# Instruction:
Give the records below as a JSON list of strings, with one string per line and blank lines omitted. Begin at the line that contains "Patent image size: (1353, 956)." and stop after the line that contains "The sensor 24 is at (277, 411).".

(Recorded data)
-- BEGIN --
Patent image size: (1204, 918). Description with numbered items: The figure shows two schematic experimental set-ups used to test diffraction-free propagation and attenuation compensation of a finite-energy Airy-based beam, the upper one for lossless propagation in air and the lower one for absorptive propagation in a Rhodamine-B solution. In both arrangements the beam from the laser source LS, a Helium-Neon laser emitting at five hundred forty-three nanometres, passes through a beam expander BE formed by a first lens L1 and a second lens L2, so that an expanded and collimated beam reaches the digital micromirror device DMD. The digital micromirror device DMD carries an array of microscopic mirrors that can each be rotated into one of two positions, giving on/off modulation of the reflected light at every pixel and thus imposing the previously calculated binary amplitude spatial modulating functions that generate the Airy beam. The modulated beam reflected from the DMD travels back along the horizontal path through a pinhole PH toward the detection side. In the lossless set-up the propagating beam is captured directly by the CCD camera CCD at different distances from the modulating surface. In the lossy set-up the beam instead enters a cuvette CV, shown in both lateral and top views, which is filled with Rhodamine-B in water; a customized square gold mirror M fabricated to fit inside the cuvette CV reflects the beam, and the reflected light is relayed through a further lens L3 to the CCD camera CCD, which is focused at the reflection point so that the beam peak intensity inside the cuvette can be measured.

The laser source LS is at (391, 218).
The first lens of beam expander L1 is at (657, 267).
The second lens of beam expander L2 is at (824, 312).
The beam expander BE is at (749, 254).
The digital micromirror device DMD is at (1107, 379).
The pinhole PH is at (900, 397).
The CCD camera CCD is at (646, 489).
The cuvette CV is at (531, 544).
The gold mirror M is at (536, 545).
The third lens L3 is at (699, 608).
-- END --
-- BEGIN --
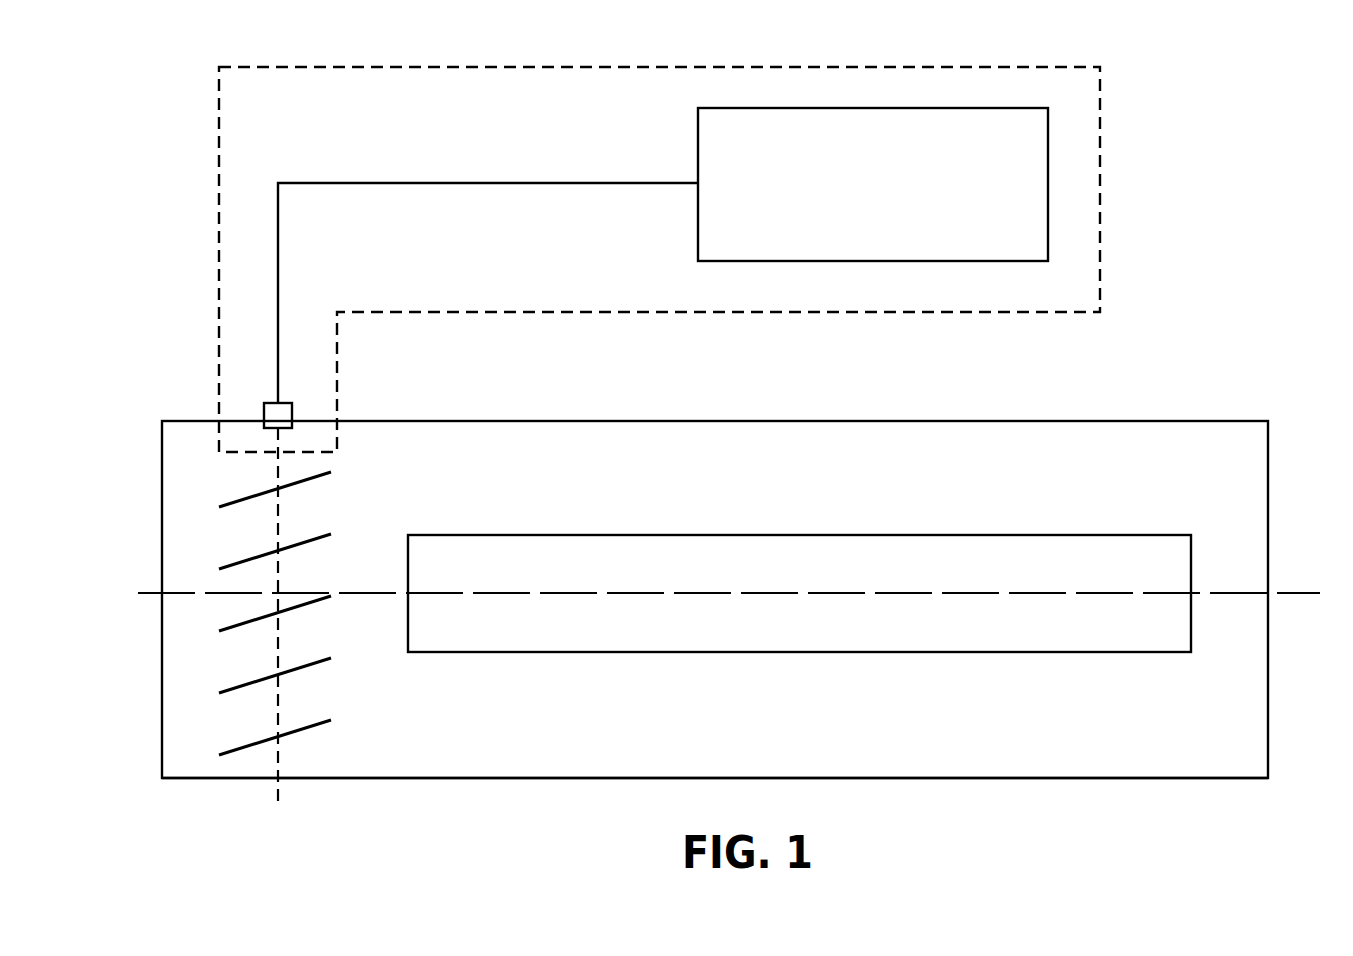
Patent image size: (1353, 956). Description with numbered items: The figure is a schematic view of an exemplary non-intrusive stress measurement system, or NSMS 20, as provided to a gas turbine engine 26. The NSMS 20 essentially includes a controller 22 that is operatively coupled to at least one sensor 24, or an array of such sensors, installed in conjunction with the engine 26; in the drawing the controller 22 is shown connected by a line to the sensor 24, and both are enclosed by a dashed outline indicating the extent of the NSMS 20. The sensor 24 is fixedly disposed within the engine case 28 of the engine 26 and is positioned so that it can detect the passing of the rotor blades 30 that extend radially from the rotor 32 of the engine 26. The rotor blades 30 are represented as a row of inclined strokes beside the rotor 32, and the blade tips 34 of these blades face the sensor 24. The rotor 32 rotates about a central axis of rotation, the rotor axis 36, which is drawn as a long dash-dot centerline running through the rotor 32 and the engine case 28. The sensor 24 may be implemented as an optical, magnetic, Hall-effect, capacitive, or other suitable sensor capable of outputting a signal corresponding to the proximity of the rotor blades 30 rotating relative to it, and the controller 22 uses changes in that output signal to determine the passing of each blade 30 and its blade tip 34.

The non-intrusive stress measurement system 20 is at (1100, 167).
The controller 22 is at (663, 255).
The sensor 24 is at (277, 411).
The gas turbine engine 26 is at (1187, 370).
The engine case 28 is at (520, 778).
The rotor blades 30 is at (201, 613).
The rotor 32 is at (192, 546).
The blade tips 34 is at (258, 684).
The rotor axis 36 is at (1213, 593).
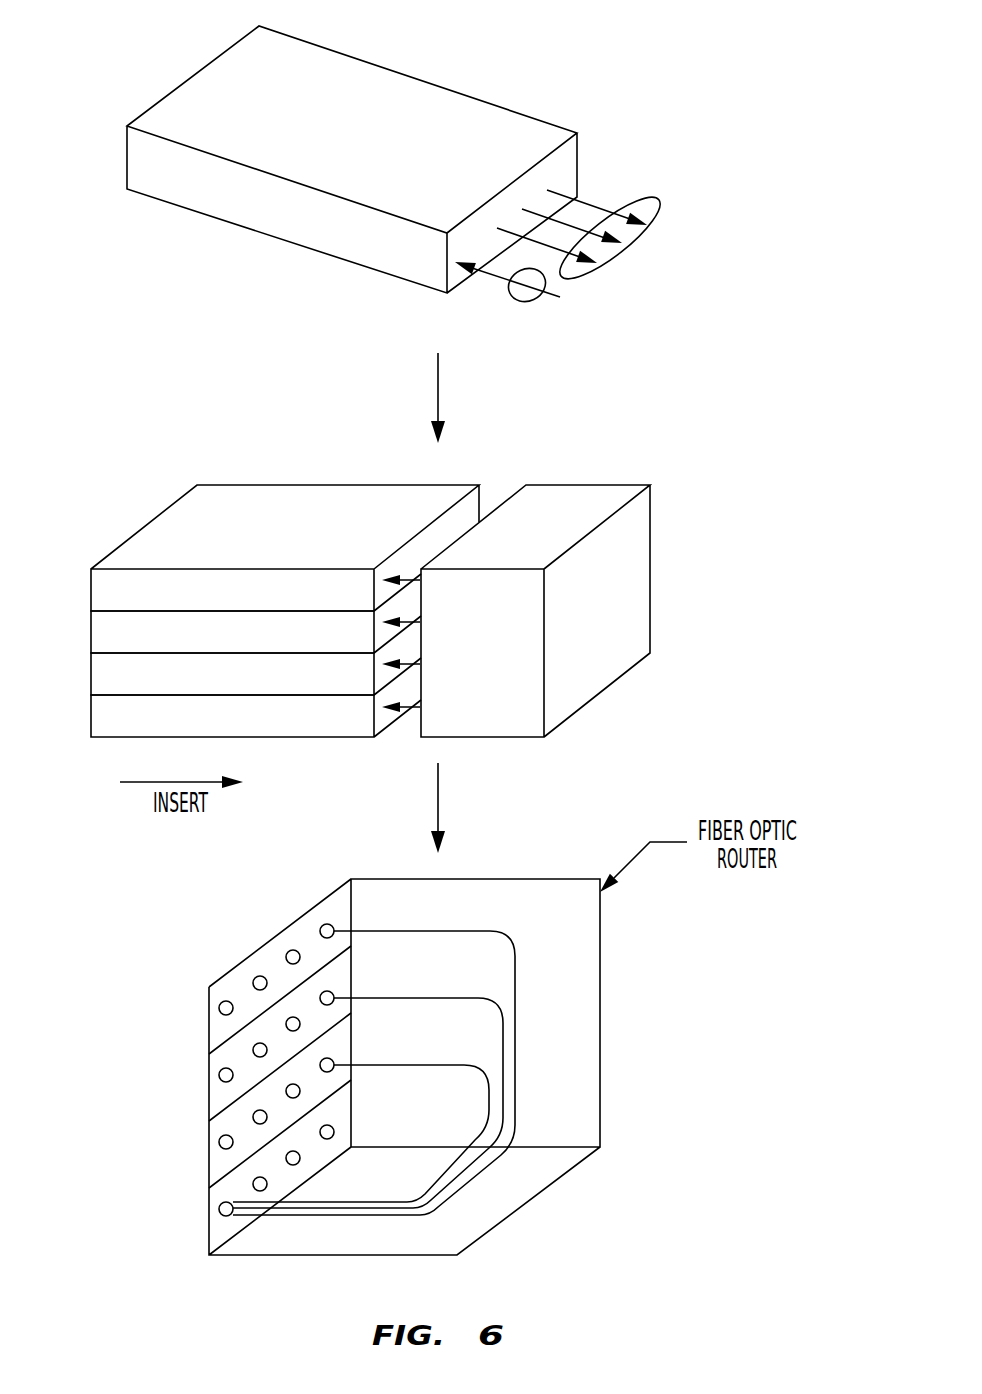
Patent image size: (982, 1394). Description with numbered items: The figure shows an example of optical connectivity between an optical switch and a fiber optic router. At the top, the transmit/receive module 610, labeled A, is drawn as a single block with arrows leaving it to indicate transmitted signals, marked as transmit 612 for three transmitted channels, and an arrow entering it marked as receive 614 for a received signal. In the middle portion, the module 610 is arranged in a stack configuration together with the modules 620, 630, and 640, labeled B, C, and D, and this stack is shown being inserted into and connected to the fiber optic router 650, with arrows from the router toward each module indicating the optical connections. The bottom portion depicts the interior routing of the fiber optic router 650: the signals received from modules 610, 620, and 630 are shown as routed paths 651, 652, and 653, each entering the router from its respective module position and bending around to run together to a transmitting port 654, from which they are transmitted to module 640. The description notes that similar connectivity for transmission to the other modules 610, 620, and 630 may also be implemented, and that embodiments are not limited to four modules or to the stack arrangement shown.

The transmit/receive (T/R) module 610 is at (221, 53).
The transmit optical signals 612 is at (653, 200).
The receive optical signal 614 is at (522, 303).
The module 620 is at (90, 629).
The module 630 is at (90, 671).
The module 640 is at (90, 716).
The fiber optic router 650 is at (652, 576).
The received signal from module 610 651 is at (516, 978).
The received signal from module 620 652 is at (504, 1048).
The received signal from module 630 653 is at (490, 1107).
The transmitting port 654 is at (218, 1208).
-- END --
# Response:
[
  "Patent image size: (1353, 956). Description with numbered items: The figure is a schematic view of an exemplary non-intrusive stress measurement system, or NSMS 20, as provided to a gas turbine engine 26. The NSMS 20 essentially includes a controller 22 that is operatively coupled to at least one sensor 24, or an array of such sensors, installed in conjunction with the engine 26; in the drawing the controller 22 is shown connected by a line to the sensor 24, and both are enclosed by a dashed outline indicating the extent of the NSMS 20. The sensor 24 is fixedly disposed within the engine case 28 of the engine 26 and is positioned so that it can detect the passing of the rotor blades 30 that extend radially from the rotor 32 of the engine 26. The rotor blades 30 are represented as a row of inclined strokes beside the rotor 32, and the blade tips 34 of these blades face the sensor 24. The rotor 32 rotates about a central axis of rotation, the rotor axis 36, which is drawn as a long dash-dot centerline running through the rotor 32 and the engine case 28. The sensor 24 may be implemented as an optical, magnetic, Hall-effect, capacitive, or other suitable sensor capable of outputting a signal corresponding to the proximity of the rotor blades 30 rotating relative to it, and the controller 22 uses changes in that output signal to determine the passing of each blade 30 and its blade tip 34.",
  "The non-intrusive stress measurement system 20 is at (1100, 167).",
  "The controller 22 is at (663, 255).",
  "The sensor 24 is at (277, 411)."
]